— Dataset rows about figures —
..........

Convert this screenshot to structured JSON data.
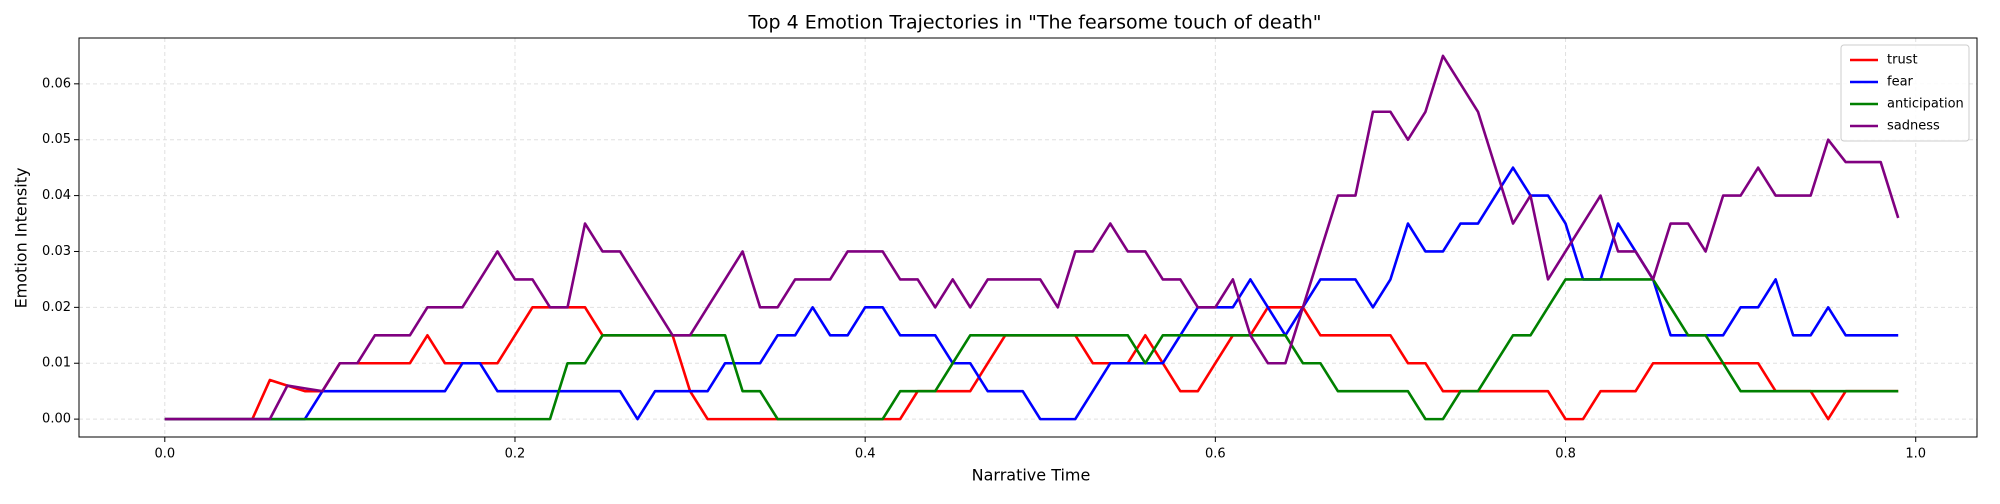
{
  "chart_data": {
    "type": "line",
    "title": "Top 4 Emotion Trajectories in \"The fearsome touch of death\"",
    "x_label": "Narrative Time",
    "y_label": "Emotion Intensity",
    "x": [
      0,
      0.01,
      0.02,
      0.03,
      0.04,
      0.05,
      0.06,
      0.07,
      0.08,
      0.09,
      0.1,
      0.11,
      0.12,
      0.13,
      0.14,
      0.15,
      0.16,
      0.17,
      0.18,
      0.19,
      0.2,
      0.21,
      0.22,
      0.23,
      0.24,
      0.25,
      0.26,
      0.27,
      0.28,
      0.29,
      0.3,
      0.31,
      0.32,
      0.33,
      0.34,
      0.35,
      0.36,
      0.37,
      0.38,
      0.39,
      0.4,
      0.41,
      0.42,
      0.43,
      0.44,
      0.45,
      0.46,
      0.47,
      0.48,
      0.49,
      0.5,
      0.51,
      0.52,
      0.53,
      0.54,
      0.55,
      0.56,
      0.57,
      0.58,
      0.59,
      0.6,
      0.61,
      0.62,
      0.63,
      0.64,
      0.65,
      0.66,
      0.67,
      0.68,
      0.69,
      0.7,
      0.71,
      0.72,
      0.73,
      0.74,
      0.75,
      0.76,
      0.77,
      0.78,
      0.79,
      0.8,
      0.81,
      0.82,
      0.83,
      0.84,
      0.85,
      0.86,
      0.87,
      0.88,
      0.89,
      0.9,
      0.91,
      0.92,
      0.93,
      0.94,
      0.95,
      0.96,
      0.97,
      0.98,
      0.99
    ],
    "series": [
      {
        "name": "trust",
        "color": "#ff0000",
        "values": [
          0,
          0,
          0,
          0,
          0,
          0,
          0.007,
          0.006,
          0.005,
          0.005,
          0.01,
          0.01,
          0.01,
          0.01,
          0.01,
          0.015,
          0.01,
          0.01,
          0.01,
          0.01,
          0.015,
          0.02,
          0.02,
          0.02,
          0.02,
          0.015,
          0.015,
          0.015,
          0.015,
          0.015,
          0.005,
          0,
          0,
          0,
          0,
          0,
          0,
          0,
          0,
          0,
          0,
          0,
          0,
          0.005,
          0.005,
          0.005,
          0.005,
          0.01,
          0.015,
          0.015,
          0.015,
          0.015,
          0.015,
          0.01,
          0.01,
          0.01,
          0.015,
          0.01,
          0.005,
          0.005,
          0.01,
          0.015,
          0.015,
          0.02,
          0.02,
          0.02,
          0.015,
          0.015,
          0.015,
          0.015,
          0.015,
          0.01,
          0.01,
          0.005,
          0.005,
          0.005,
          0.005,
          0.005,
          0.005,
          0.005,
          0,
          0,
          0.005,
          0.005,
          0.005,
          0.01,
          0.01,
          0.01,
          0.01,
          0.01,
          0.01,
          0.01,
          0.005,
          0.005,
          0.005,
          0,
          0.005,
          0.005,
          0.005,
          0.005
        ]
      },
      {
        "name": "fear",
        "color": "#0000ff",
        "values": [
          0,
          0,
          0,
          0,
          0,
          0,
          0,
          0,
          0,
          0.005,
          0.005,
          0.005,
          0.005,
          0.005,
          0.005,
          0.005,
          0.005,
          0.01,
          0.01,
          0.005,
          0.005,
          0.005,
          0.005,
          0.005,
          0.005,
          0.005,
          0.005,
          0,
          0.005,
          0.005,
          0.005,
          0.005,
          0.01,
          0.01,
          0.01,
          0.015,
          0.015,
          0.02,
          0.015,
          0.015,
          0.02,
          0.02,
          0.015,
          0.015,
          0.015,
          0.01,
          0.01,
          0.005,
          0.005,
          0.005,
          0,
          0,
          0,
          0.005,
          0.01,
          0.01,
          0.01,
          0.01,
          0.015,
          0.02,
          0.02,
          0.02,
          0.025,
          0.02,
          0.015,
          0.02,
          0.025,
          0.025,
          0.025,
          0.02,
          0.025,
          0.035,
          0.03,
          0.03,
          0.035,
          0.035,
          0.04,
          0.045,
          0.04,
          0.04,
          0.035,
          0.025,
          0.025,
          0.035,
          0.03,
          0.025,
          0.015,
          0.015,
          0.015,
          0.015,
          0.02,
          0.02,
          0.025,
          0.015,
          0.015,
          0.02,
          0.015,
          0.015,
          0.015,
          0.015
        ]
      },
      {
        "name": "anticipation",
        "color": "#008000",
        "values": [
          0,
          0,
          0,
          0,
          0,
          0,
          0,
          0,
          0,
          0,
          0,
          0,
          0,
          0,
          0,
          0,
          0,
          0,
          0,
          0,
          0,
          0,
          0,
          0.01,
          0.01,
          0.015,
          0.015,
          0.015,
          0.015,
          0.015,
          0.015,
          0.015,
          0.015,
          0.005,
          0.005,
          0,
          0,
          0,
          0,
          0,
          0,
          0,
          0.005,
          0.005,
          0.005,
          0.01,
          0.015,
          0.015,
          0.015,
          0.015,
          0.015,
          0.015,
          0.015,
          0.015,
          0.015,
          0.015,
          0.01,
          0.015,
          0.015,
          0.015,
          0.015,
          0.015,
          0.015,
          0.015,
          0.015,
          0.01,
          0.01,
          0.005,
          0.005,
          0.005,
          0.005,
          0.005,
          0,
          0,
          0.005,
          0.005,
          0.01,
          0.015,
          0.015,
          0.02,
          0.025,
          0.025,
          0.025,
          0.025,
          0.025,
          0.025,
          0.02,
          0.015,
          0.015,
          0.01,
          0.005,
          0.005,
          0.005,
          0.005,
          0.005,
          0.005,
          0.005,
          0.005,
          0.005,
          0.005
        ]
      },
      {
        "name": "sadness",
        "color": "#800080",
        "values": [
          0,
          0,
          0,
          0,
          0,
          0,
          0,
          0.006,
          0.0055,
          0.005,
          0.01,
          0.01,
          0.015,
          0.015,
          0.015,
          0.02,
          0.02,
          0.02,
          0.025,
          0.03,
          0.025,
          0.025,
          0.02,
          0.02,
          0.035,
          0.03,
          0.03,
          0.025,
          0.02,
          0.015,
          0.015,
          0.02,
          0.025,
          0.03,
          0.02,
          0.02,
          0.025,
          0.025,
          0.025,
          0.03,
          0.03,
          0.03,
          0.025,
          0.025,
          0.02,
          0.025,
          0.02,
          0.025,
          0.025,
          0.025,
          0.025,
          0.02,
          0.03,
          0.03,
          0.035,
          0.03,
          0.03,
          0.025,
          0.025,
          0.02,
          0.02,
          0.025,
          0.015,
          0.01,
          0.01,
          0.02,
          0.03,
          0.04,
          0.04,
          0.055,
          0.055,
          0.05,
          0.055,
          0.065,
          0.06,
          0.055,
          0.045,
          0.035,
          0.04,
          0.025,
          0.03,
          0.035,
          0.04,
          0.03,
          0.03,
          0.025,
          0.035,
          0.035,
          0.03,
          0.04,
          0.04,
          0.045,
          0.04,
          0.04,
          0.04,
          0.05,
          0.046,
          0.046,
          0.046,
          0.036
        ]
      }
    ],
    "xlim": [
      -0.049,
      1.035
    ],
    "ylim": [
      -0.0032,
      0.0682
    ],
    "xticks": [
      {
        "value": 0,
        "label": "0.0"
      },
      0.2,
      0.4,
      0.6,
      0.8,
      {
        "value": 1,
        "label": "1.0"
      }
    ],
    "yticks": [
      {
        "value": 0,
        "label": "0.00"
      },
      {
        "value": 0.01,
        "label": "0.01"
      },
      {
        "value": 0.02,
        "label": "0.02"
      },
      {
        "value": 0.03,
        "label": "0.03"
      },
      {
        "value": 0.04,
        "label": "0.04"
      },
      {
        "value": 0.05,
        "label": "0.05"
      },
      {
        "value": 0.06,
        "label": "0.06"
      }
    ],
    "grid": true,
    "legend": "upper right"
  }
}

..........

— Task details —
Copy out every line of the data that includes the word "name".

— Reply —
        "name": "trust",
        "name": "fear",
        "name": "anticipation",
        "name": "sadness",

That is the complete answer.